- Aim of the task: Print every line of the listing exactly, please.

- Provided records:
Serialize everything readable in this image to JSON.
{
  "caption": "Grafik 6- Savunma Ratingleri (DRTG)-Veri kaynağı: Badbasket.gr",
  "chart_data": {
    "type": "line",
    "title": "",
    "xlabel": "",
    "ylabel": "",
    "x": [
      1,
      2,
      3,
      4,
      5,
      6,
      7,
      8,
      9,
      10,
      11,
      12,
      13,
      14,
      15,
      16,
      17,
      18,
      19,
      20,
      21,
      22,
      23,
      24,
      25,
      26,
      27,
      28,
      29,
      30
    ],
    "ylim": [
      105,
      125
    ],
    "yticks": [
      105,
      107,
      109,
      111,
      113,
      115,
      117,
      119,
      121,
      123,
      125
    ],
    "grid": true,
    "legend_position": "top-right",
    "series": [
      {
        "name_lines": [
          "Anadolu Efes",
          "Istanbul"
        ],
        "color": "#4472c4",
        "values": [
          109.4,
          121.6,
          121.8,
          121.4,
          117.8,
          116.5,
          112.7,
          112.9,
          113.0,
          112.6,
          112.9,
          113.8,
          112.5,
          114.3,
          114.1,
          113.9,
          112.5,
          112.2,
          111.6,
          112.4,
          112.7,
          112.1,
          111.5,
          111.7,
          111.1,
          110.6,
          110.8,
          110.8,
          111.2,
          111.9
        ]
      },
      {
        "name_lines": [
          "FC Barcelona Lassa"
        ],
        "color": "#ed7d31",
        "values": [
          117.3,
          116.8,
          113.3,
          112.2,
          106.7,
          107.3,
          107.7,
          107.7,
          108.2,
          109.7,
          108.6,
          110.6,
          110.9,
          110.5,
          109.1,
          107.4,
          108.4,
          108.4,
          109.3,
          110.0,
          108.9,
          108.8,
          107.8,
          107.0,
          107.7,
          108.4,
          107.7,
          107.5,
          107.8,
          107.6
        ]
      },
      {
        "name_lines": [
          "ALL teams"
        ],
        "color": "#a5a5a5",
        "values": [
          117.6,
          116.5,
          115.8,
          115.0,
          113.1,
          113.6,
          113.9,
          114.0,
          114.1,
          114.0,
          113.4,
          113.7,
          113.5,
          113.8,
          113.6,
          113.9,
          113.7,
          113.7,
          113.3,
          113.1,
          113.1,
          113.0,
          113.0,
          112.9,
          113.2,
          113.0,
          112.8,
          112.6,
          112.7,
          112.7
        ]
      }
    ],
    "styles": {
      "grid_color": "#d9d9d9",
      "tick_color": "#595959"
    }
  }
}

- Response to the task:
Serialize everything readable in this image to JSON.
{
  "caption": "Grafik 6- Savunma Ratingleri (DRTG)-Veri kaynağı: Badbasket.gr",
  "chart_data": {
    "type": "line",
    "title": "",
    "xlabel": "",
    "ylabel": "",
    "x": [
      1,
      2,
      3,
      4,
      5,
      6,
      7,
      8,
      9,
      10,
      11,
      12,
      13,
      14,
      15,
      16,
      17,
      18,
      19,
      20,
      21,
      22,
      23,
      24,
      25,
      26,
      27,
      28,
      29,
      30
    ],
    "ylim": [
      105,
      125
    ],
    "yticks": [
      105,
      107,
      109,
      111,
      113,
      115,
      117,
      119,
      121,
      123,
      125
    ],
    "grid": true,
    "legend_position": "top-right",
    "series": [
      {
        "name_lines": [
          "Anadolu Efes",
          "Istanbul"
        ],
        "color": "#4472c4",
        "values": [
          109.4,
          121.6,
          121.8,
          121.4,
          117.8,
          116.5,
          112.7,
          112.9,
          113.0,
          112.6,
          112.9,
          113.8,
          112.5,
          114.3,
          114.1,
          113.9,
          112.5,
          112.2,
          111.6,
          112.4,
          112.7,
          112.1,
          111.5,
          111.7,
          111.1,
          110.6,
          110.8,
          110.8,
          111.2,
          111.9
        ]
      },
      {
        "name_lines": [
          "FC Barcelona Lassa"
        ],
        "color": "#ed7d31",
        "values": [
          117.3,
          116.8,
          113.3,
          112.2,
          106.7,
          107.3,
          107.7,
          107.7,
          108.2,
          109.7,
          108.6,
          110.6,
          110.9,
          110.5,
          109.1,
          107.4,
          108.4,
          108.4,
          109.3,
          110.0,
          108.9,
          108.8,
          107.8,
          107.0,
          107.7,
          108.4,
          107.7,
          107.5,
          107.8,
          107.6
        ]
      },
      {
        "name_lines": [
          "ALL teams"
        ],
        "color": "#a5a5a5",
        "values": [
          117.6,
          116.5,
          115.8,
          115.0,
          113.1,
          113.6,
          113.9,
          114.0,
          114.1,
          114.0,
          113.4,
          113.7,
          113.5,
          113.8,
          113.6,
          113.9,
          113.7,
          113.7,
          113.3,
          113.1,
          113.1,
          113.0,
          113.0,
          112.9,
          113.2,
          113.0,
          112.8,
          112.6,
          112.7,
          112.7
        ]
      }
    ],
    "styles": {
      "grid_color": "#d9d9d9",
      "tick_color": "#595959"
    }
  }
}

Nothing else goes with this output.